*CONSIGNE*: Recopiez fidèlement le passage du texte sur la conduite des projets à co-développeurs, depuis « 16. Les conflits » jusqu'à « vient des responsabilités. » inclus.
+++ TEXTE DU DOCUMENT +++
L’usage veut que le « dictateur » ou le chef de projet dans un projet avec co-développeurs consulte ceux-ci lors des décisions-clé. Plus particulièrement encore lorsque la décision concerne un sous-système « appartenant » à un co-développeur (c’est-à-dire, qui y a investi du temps et en a pris la responsabilité). Un chef de projet avisé, qui sait à quoi sert le découpage interne de son projet, n’interférera avec, ni n’annulera, les décisions faites par le propriétaire d’un sous-système.
Certains projets très importants abandonnent entièrement le modèle du « dictateur bienveillant ». On peut procéder en transformant les co-développeurs en une commission de votants (comme pour Apache [18]), ou encore ne faisant tourner le titre de dictateur ; dans ce dernier type d’organisation le pouvoir passe d’un membre à un autre au sein d’un cercle de co-développeurs aguerris (les développeurs de Perl se sont organisés ainsi).
De tels arrangements sont généralement considérés instables et compliqués. Évidemment, ces difficultés dépendent largement de la productivité d’une telle commission, de ses décisions ou de son absence de décision. Ce sont des problèmes dont la communauté des hackeurs a parfaitement conscience. Je soupçonne cependant que le malaise des hackeurs vis-à-vis des commissions ou des organisations à pouvoir tournant vient du fait qu’elles cadrent mal avec le modèle inconscient de Locke qu’ils utilisent pour résoudre les cas simples. Il est difficile, dans ces organisations complexes, de tenir le décompte des propriétés de chacun en matière de parties contrôlées ou des gains de réputation. Il est difficile de voir les frontières internes d’un tel projet, et donc difficile d’éviter les conflits, à moins que le groupe n’atteigne un niveau exceptionnel d’harmonie et de confiance réciproque.
16. Les conflits et leur résolution
Nous avons vu qu’au sein des projets la complexité des rôles tend à croître, d’une part à cause d’une répartition de l’autorité de conception entre les membres de l’équipe, d’autre part à cause des droits de propriété partiels sur des sous-parties du projet. Même s’il s’agit là d’une façon efficace de distribuer la motivation, cela diminue aussi l’autorité du chef de projet - cela affaiblit surtout la position du chef de projet lorsqu’il est nécessaire de prendre une décision pour étouffer les conflits dans l’oeuf.
Bien que les arguments techniques de conception du logiciel semblent être la cause la plus évidente de discorde, ils sont rarement en cause. Ces problèmes sont généralement résolus assez facilement par la règle qui dit que l’autorité vient des responsabilités.
Une autre façon de résoudre les conflits est de s’en remettre aux seniors - si deux contributeurs ou groupes de contributeurs se querellent, qu’ils ne peuvent s’entendre de façon objective, et que personne ne détient le territoire sur lequel se passe le conflit, alors la partie qui a contribué le plus activement au projet (c’est-à-dire, la partie qui possède le plus de droits de propriété du projet) l’emporte.
+++ ENTRÉES FOURNIES +++
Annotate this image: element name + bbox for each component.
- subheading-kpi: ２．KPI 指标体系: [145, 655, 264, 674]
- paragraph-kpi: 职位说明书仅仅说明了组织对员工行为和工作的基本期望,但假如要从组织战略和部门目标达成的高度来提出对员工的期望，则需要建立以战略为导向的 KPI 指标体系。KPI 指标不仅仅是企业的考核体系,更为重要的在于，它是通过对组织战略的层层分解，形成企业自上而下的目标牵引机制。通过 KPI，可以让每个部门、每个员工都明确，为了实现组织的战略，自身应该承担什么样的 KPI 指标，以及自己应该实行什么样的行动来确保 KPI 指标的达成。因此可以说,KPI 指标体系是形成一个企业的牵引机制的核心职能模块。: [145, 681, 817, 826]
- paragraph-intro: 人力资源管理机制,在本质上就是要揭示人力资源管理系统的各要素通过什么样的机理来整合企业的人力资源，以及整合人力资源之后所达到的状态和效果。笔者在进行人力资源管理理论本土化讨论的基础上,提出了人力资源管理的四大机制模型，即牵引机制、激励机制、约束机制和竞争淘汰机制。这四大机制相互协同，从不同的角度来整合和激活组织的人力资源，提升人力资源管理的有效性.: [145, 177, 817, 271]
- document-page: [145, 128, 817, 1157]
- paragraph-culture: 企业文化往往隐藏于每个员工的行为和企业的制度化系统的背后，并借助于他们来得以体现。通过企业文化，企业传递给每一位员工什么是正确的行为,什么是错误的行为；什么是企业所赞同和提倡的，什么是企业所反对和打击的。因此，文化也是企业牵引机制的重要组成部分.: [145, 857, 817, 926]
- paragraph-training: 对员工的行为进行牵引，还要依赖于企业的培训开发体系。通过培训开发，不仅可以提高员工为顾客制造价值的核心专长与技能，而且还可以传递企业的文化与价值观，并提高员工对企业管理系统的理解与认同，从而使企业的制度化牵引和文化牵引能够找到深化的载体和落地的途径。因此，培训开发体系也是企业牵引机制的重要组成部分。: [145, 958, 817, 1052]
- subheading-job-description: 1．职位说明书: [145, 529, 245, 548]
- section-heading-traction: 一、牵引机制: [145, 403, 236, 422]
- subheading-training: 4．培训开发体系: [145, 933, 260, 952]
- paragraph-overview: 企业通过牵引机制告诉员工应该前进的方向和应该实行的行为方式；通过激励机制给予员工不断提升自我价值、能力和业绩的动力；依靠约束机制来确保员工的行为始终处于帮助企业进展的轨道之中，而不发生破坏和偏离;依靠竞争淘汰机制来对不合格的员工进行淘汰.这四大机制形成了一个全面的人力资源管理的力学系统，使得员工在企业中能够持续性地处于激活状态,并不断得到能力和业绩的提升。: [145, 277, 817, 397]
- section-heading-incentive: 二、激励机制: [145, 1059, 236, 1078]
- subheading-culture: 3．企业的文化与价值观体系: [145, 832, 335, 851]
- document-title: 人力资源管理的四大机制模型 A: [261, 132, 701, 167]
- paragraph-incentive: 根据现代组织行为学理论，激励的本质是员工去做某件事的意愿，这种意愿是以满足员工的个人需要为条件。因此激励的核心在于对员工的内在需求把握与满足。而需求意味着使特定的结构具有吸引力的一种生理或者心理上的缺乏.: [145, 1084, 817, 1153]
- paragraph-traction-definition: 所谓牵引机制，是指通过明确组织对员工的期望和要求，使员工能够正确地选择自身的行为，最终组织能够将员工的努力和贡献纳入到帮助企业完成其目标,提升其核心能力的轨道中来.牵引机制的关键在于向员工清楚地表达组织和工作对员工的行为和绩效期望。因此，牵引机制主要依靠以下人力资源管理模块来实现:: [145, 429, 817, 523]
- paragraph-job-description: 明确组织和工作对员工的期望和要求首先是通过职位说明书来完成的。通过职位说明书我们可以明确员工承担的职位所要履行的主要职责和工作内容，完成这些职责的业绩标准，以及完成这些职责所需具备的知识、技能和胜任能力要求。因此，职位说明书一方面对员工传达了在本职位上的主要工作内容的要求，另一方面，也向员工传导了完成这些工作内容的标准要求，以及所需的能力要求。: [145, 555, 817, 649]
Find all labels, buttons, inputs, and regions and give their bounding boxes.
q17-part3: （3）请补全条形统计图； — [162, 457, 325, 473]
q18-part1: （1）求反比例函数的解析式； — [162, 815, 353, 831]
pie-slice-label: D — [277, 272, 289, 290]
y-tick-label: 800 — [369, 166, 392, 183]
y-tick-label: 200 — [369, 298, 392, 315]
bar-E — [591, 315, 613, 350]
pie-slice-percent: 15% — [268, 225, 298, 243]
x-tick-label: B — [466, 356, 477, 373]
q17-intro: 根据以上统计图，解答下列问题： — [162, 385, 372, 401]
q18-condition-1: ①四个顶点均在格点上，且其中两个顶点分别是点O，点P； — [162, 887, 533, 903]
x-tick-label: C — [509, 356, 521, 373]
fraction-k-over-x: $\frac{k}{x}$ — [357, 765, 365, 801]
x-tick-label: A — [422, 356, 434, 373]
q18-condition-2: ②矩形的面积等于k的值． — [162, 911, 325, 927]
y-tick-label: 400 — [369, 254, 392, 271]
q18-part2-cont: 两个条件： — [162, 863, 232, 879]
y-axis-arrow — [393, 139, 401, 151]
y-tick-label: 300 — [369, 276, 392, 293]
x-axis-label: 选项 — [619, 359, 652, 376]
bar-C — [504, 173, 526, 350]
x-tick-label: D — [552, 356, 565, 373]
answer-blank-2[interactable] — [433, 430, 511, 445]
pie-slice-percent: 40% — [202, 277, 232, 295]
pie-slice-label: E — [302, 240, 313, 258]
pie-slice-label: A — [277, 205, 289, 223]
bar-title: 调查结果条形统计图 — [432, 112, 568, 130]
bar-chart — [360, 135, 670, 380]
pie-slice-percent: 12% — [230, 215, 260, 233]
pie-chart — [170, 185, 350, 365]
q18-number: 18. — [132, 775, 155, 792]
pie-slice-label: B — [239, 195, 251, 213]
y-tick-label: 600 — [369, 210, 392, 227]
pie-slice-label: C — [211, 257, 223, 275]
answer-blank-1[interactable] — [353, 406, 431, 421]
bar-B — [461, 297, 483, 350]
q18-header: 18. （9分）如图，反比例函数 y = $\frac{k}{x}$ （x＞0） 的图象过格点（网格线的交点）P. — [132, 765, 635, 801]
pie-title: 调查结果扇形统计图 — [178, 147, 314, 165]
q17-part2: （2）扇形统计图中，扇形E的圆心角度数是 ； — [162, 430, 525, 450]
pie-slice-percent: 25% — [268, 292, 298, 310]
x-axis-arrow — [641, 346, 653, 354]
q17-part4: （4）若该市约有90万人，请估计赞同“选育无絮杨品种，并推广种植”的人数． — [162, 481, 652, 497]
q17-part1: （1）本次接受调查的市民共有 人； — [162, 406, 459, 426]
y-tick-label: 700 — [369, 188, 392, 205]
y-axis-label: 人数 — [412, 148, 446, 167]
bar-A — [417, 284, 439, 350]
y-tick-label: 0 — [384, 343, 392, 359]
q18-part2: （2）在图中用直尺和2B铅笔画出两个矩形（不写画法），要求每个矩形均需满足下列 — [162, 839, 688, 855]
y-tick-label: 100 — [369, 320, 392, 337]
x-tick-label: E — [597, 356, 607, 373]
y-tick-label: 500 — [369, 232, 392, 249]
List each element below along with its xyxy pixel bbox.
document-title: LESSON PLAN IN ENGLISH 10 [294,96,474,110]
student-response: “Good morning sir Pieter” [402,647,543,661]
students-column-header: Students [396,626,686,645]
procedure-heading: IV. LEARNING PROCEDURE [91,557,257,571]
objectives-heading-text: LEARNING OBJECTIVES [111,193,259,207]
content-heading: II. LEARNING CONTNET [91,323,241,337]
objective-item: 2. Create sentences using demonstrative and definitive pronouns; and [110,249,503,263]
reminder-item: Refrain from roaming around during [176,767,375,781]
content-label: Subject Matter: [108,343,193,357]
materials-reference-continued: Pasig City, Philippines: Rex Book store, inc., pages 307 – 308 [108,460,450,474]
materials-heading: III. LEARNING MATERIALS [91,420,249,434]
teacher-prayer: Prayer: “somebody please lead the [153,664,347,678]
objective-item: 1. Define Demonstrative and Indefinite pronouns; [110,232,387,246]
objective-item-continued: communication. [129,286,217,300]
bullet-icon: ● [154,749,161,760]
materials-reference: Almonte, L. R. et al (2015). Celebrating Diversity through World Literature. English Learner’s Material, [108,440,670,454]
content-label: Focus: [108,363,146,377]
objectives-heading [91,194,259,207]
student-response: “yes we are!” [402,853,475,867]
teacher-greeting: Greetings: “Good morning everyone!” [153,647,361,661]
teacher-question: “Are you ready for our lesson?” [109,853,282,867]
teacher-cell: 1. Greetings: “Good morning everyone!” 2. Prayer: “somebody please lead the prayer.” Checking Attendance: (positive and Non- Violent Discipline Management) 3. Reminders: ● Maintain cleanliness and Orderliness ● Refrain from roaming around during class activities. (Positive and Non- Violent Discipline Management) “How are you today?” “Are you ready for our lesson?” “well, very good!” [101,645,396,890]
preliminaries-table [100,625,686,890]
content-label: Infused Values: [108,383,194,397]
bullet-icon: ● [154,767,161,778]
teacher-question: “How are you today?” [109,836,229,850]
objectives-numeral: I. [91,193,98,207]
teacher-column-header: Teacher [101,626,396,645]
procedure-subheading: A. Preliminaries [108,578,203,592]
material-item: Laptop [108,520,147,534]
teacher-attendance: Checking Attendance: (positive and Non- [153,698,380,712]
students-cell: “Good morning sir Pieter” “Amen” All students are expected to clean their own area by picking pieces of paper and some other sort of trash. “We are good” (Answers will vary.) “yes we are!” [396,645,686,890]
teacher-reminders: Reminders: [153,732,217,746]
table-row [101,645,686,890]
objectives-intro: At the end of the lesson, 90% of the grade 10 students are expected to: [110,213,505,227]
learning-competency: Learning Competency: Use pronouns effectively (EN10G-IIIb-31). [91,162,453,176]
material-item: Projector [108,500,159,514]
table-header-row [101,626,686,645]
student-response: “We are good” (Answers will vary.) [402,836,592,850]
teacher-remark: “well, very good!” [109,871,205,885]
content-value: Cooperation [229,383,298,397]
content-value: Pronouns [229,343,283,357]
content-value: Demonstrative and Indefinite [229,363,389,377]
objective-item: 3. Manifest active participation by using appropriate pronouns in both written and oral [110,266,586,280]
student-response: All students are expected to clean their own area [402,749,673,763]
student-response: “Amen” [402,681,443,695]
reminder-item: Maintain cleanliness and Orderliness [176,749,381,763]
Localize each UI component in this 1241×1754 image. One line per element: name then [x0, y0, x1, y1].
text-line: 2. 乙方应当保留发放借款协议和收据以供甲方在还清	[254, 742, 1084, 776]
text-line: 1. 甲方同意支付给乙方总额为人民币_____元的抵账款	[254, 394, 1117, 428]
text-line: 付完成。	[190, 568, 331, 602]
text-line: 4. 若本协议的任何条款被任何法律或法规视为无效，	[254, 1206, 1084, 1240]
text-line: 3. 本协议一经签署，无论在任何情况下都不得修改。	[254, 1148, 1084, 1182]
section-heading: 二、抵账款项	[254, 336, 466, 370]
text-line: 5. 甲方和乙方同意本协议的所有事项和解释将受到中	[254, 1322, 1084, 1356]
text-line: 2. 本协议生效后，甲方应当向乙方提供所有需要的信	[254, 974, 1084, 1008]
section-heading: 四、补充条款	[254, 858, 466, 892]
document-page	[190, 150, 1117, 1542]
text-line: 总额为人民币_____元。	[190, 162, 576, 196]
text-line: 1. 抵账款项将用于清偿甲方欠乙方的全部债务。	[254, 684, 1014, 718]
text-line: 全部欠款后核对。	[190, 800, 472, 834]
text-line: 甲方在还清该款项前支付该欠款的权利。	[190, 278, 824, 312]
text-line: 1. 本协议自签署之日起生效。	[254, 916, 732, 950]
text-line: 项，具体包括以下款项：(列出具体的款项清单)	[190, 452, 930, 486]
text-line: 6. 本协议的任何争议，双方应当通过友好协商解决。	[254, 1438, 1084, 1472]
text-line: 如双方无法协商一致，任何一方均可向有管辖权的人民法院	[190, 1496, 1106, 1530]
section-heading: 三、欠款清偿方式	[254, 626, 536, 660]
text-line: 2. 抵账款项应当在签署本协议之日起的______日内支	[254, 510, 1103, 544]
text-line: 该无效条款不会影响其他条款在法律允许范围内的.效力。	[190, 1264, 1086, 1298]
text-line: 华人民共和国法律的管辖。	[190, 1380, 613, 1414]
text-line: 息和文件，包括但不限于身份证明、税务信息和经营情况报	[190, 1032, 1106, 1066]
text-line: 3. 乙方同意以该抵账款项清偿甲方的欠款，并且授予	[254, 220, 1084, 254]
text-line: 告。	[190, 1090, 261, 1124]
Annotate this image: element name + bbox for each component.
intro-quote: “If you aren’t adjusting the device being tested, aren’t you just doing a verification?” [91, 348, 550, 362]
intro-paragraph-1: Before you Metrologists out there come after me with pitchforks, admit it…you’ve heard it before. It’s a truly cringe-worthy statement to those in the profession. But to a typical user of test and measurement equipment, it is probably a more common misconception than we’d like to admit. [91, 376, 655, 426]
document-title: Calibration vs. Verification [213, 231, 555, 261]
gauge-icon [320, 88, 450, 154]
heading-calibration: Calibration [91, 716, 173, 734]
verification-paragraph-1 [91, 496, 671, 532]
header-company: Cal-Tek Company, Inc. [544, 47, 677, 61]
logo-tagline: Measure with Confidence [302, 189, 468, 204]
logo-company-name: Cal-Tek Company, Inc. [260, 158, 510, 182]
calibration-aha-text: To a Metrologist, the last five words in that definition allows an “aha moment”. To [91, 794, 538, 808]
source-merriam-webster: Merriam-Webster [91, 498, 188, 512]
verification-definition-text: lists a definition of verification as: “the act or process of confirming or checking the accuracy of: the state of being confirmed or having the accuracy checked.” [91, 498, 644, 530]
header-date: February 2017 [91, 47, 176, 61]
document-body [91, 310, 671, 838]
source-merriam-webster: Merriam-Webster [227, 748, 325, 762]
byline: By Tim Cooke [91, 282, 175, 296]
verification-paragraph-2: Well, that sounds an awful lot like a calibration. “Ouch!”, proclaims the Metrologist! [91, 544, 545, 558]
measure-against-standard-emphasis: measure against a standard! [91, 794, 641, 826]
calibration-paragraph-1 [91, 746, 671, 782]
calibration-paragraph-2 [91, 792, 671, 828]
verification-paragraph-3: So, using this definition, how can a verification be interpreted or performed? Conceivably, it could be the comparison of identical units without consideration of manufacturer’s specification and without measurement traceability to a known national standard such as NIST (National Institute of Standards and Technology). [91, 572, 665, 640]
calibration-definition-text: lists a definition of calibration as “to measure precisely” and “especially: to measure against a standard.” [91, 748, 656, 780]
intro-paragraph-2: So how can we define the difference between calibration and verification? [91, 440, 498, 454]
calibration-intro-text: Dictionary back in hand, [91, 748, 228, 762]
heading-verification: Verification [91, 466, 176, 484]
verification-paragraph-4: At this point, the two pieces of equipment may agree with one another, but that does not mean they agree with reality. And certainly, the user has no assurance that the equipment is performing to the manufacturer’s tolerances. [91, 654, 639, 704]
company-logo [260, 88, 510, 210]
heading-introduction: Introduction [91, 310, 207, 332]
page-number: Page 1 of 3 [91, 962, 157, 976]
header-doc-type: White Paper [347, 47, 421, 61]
+++
*RÉPONSE*:
16. Les conflits et leur résolution
Nous avons vu qu’au sein des projets la complexité des rôles tend à croître, d’une part à cause d’une répartition de l’autorité de conception entre les membres de l’équipe, d’autre part à cause des droits de propriété partiels sur des sous-parties du projet. Même s’il s’agit là d’une façon efficace de distribuer la motivation, cela diminue aussi l’autorité du chef de projet - cela affaiblit surtout la position du chef de projet lorsqu’il est nécessaire de prendre une décision pour étouffer les conflits dans l’oeuf.
Bien que les arguments techniques de conception du logiciel semblent être la cause la plus évidente de discorde, ils sont rarement en cause. Ces problèmes sont généralement résolus assez facilement par la règle qui dit que l’autorité vient des responsabilités.